* Start ENTRIES SHOWN *
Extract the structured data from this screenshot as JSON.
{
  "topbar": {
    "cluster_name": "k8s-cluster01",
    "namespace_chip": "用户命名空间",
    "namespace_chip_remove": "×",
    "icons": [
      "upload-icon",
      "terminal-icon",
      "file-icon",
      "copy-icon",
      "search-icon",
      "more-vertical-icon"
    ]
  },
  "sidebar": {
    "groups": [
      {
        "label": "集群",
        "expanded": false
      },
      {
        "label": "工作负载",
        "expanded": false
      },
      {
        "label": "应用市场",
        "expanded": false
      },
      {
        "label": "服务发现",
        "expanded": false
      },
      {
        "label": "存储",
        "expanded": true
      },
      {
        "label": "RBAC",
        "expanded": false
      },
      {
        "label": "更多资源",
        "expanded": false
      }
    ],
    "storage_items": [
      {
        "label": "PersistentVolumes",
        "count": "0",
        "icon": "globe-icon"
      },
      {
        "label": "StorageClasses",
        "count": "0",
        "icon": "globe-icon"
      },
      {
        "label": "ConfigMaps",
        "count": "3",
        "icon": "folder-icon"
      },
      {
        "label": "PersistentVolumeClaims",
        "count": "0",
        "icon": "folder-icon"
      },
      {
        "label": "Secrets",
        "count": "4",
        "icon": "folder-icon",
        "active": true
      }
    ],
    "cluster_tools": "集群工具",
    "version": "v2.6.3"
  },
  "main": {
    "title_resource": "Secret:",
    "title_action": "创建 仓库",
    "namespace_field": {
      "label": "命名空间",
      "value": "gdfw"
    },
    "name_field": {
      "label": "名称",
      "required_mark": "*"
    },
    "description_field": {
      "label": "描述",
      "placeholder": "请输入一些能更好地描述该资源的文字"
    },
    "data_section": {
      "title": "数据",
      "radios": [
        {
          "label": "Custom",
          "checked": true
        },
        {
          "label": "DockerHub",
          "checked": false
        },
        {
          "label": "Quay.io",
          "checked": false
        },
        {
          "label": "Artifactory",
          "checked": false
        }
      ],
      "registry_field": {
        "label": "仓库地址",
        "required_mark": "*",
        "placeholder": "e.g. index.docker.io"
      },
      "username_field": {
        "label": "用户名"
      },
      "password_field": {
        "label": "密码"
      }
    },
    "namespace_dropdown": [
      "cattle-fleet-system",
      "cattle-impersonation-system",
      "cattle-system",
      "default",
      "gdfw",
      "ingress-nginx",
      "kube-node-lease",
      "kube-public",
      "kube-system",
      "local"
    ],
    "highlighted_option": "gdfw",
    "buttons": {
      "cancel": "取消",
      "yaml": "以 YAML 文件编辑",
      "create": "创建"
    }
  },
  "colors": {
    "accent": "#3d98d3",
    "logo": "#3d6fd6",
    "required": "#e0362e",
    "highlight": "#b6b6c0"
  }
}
* End ENTRIES SHOWN *
> DO THIS: Return the whole listing exactly.

> FINISHED ANSWER:
Extract the structured data from this screenshot as JSON.
{
  "topbar": {
    "cluster_name": "k8s-cluster01",
    "namespace_chip": "用户命名空间",
    "namespace_chip_remove": "×",
    "icons": [
      "upload-icon",
      "terminal-icon",
      "file-icon",
      "copy-icon",
      "search-icon",
      "more-vertical-icon"
    ]
  },
  "sidebar": {
    "groups": [
      {
        "label": "集群",
        "expanded": false
      },
      {
        "label": "工作负载",
        "expanded": false
      },
      {
        "label": "应用市场",
        "expanded": false
      },
      {
        "label": "服务发现",
        "expanded": false
      },
      {
        "label": "存储",
        "expanded": true
      },
      {
        "label": "RBAC",
        "expanded": false
      },
      {
        "label": "更多资源",
        "expanded": false
      }
    ],
    "storage_items": [
      {
        "label": "PersistentVolumes",
        "count": "0",
        "icon": "globe-icon"
      },
      {
        "label": "StorageClasses",
        "count": "0",
        "icon": "globe-icon"
      },
      {
        "label": "ConfigMaps",
        "count": "3",
        "icon": "folder-icon"
      },
      {
        "label": "PersistentVolumeClaims",
        "count": "0",
        "icon": "folder-icon"
      },
      {
        "label": "Secrets",
        "count": "4",
        "icon": "folder-icon",
        "active": true
      }
    ],
    "cluster_tools": "集群工具",
    "version": "v2.6.3"
  },
  "main": {
    "title_resource": "Secret:",
    "title_action": "创建 仓库",
    "namespace_field": {
      "label": "命名空间",
      "value": "gdfw"
    },
    "name_field": {
      "label": "名称",
      "required_mark": "*"
    },
    "description_field": {
      "label": "描述",
      "placeholder": "请输入一些能更好地描述该资源的文字"
    },
    "data_section": {
      "title": "数据",
      "radios": [
        {
          "label": "Custom",
          "checked": true
        },
        {
          "label": "DockerHub",
          "checked": false
        },
        {
          "label": "Quay.io",
          "checked": false
        },
        {
          "label": "Artifactory",
          "checked": false
        }
      ],
      "registry_field": {
        "label": "仓库地址",
        "required_mark": "*",
        "placeholder": "e.g. index.docker.io"
      },
      "username_field": {
        "label": "用户名"
      },
      "password_field": {
        "label": "密码"
      }
    },
    "namespace_dropdown": [
      "cattle-fleet-system",
      "cattle-impersonation-system",
      "cattle-system",
      "default",
      "gdfw",
      "ingress-nginx",
      "kube-node-lease",
      "kube-public",
      "kube-system",
      "local"
    ],
    "highlighted_option": "gdfw",
    "buttons": {
      "cancel": "取消",
      "yaml": "以 YAML 文件编辑",
      "create": "创建"
    }
  },
  "colors": {
    "accent": "#3d98d3",
    "logo": "#3d6fd6",
    "required": "#e0362e",
    "highlight": "#b6b6c0"
  }
}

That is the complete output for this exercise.